**Aim:**
Repeat each record exactly. Any picture gets left out.

[begin Given records]

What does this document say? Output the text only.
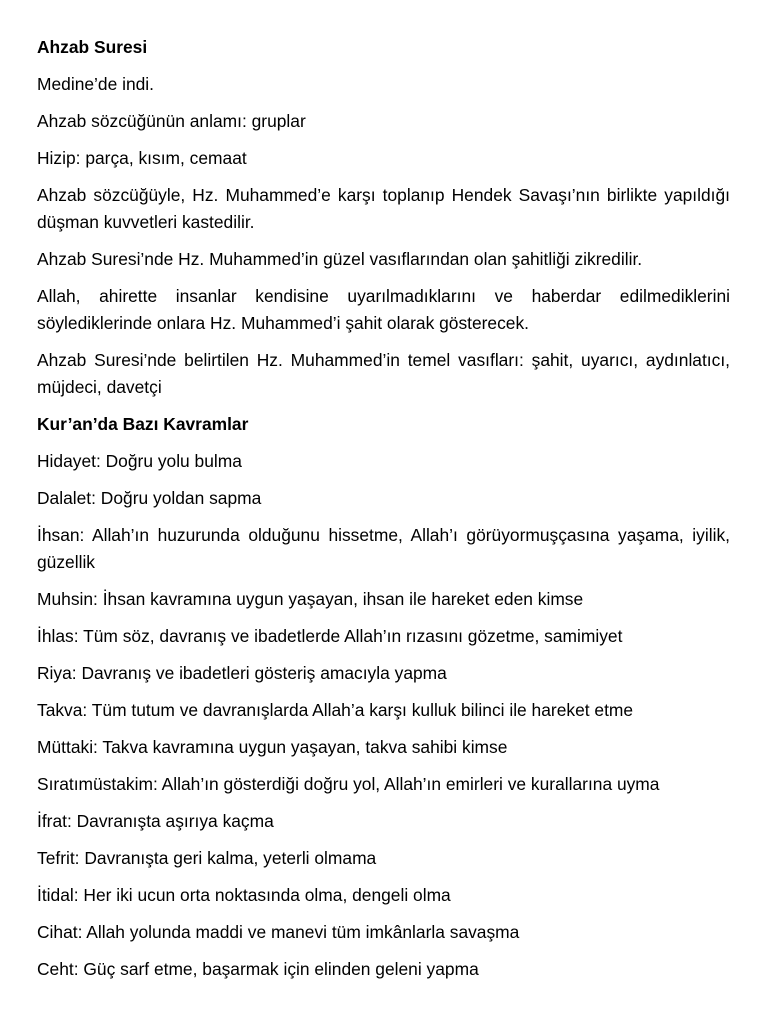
Ahzab Suresi

Medine’de indi.

Ahzab sözcüğünün anlamı: gruplar

Hizip: parça, kısım, cemaat

Ahzab sözcüğüyle, Hz. Muhammed’e karşı toplanıp Hendek Savaşı’nın birlikte yapıldığı düşman kuvvetleri kastedilir.

Ahzab Suresi’nde Hz. Muhammed’in güzel vasıflarından olan şahitliği zikredilir.

Allah, ahirette insanlar kendisine uyarılmadıklarını ve haberdar edilmediklerini söylediklerinde onlara Hz. Muhammed’i şahit olarak gösterecek.

Ahzab Suresi’nde belirtilen Hz. Muhammed’in temel vasıfları: şahit, uyarıcı, aydınlatıcı, müjdeci, davetçi

Kur’an’da Bazı Kavramlar

Hidayet: Doğru yolu bulma

Dalalet: Doğru yoldan sapma

İhsan: Allah’ın huzurunda olduğunu hissetme, Allah’ı görüyormuşçasına yaşama, iyilik, güzellik

Muhsin: İhsan kavramına uygun yaşayan, ihsan ile hareket eden kimse

İhlas: Tüm söz, davranış ve ibadetlerde Allah’ın rızasını gözetme, samimiyet

Riya: Davranış ve ibadetleri gösteriş amacıyla yapma

Takva: Tüm tutum ve davranışlarda Allah’a karşı kulluk bilinci ile hareket etme

Müttaki: Takva kavramına uygun yaşayan, takva sahibi kimse

Sıratımüstakim: Allah’ın gösterdiği doğru yol, Allah’ın emirleri ve kurallarına uyma

İfrat: Davranışta aşırıya kaçma

Tefrit: Davranışta geri kalma, yeterli olmama

İtidal: Her iki ucun orta noktasında olma, dengeli olma

Cihat: Allah yolunda maddi ve manevi tüm imkânlarla savaşma

Ceht: Güç sarf etme, başarmak için elinden geleni yapma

[end Given records]

**Solution for this problem:**
What does this document say? Output the text only.
Ahzab Suresi

Medine’de indi.

Ahzab sözcüğünün anlamı: gruplar

Hizip: parça, kısım, cemaat

Ahzab sözcüğüyle, Hz. Muhammed’e karşı toplanıp Hendek Savaşı’nın birlikte yapıldığı düşman kuvvetleri kastedilir.

Ahzab Suresi’nde Hz. Muhammed’in güzel vasıflarından olan şahitliği zikredilir.

Allah, ahirette insanlar kendisine uyarılmadıklarını ve haberdar edilmediklerini söylediklerinde onlara Hz. Muhammed’i şahit olarak gösterecek.

Ahzab Suresi’nde belirtilen Hz. Muhammed’in temel vasıfları: şahit, uyarıcı, aydınlatıcı, müjdeci, davetçi

Kur’an’da Bazı Kavramlar

Hidayet: Doğru yolu bulma

Dalalet: Doğru yoldan sapma

İhsan: Allah’ın huzurunda olduğunu hissetme, Allah’ı görüyormuşçasına yaşama, iyilik, güzellik

Muhsin: İhsan kavramına uygun yaşayan, ihsan ile hareket eden kimse

İhlas: Tüm söz, davranış ve ibadetlerde Allah’ın rızasını gözetme, samimiyet

Riya: Davranış ve ibadetleri gösteriş amacıyla yapma

Takva: Tüm tutum ve davranışlarda Allah’a karşı kulluk bilinci ile hareket etme

Müttaki: Takva kavramına uygun yaşayan, takva sahibi kimse

Sıratımüstakim: Allah’ın gösterdiği doğru yol, Allah’ın emirleri ve kurallarına uyma

İfrat: Davranışta aşırıya kaçma

Tefrit: Davranışta geri kalma, yeterli olmama

İtidal: Her iki ucun orta noktasında olma, dengeli olma

Cihat: Allah yolunda maddi ve manevi tüm imkânlarla savaşma

Ceht: Güç sarf etme, başarmak için elinden geleni yapma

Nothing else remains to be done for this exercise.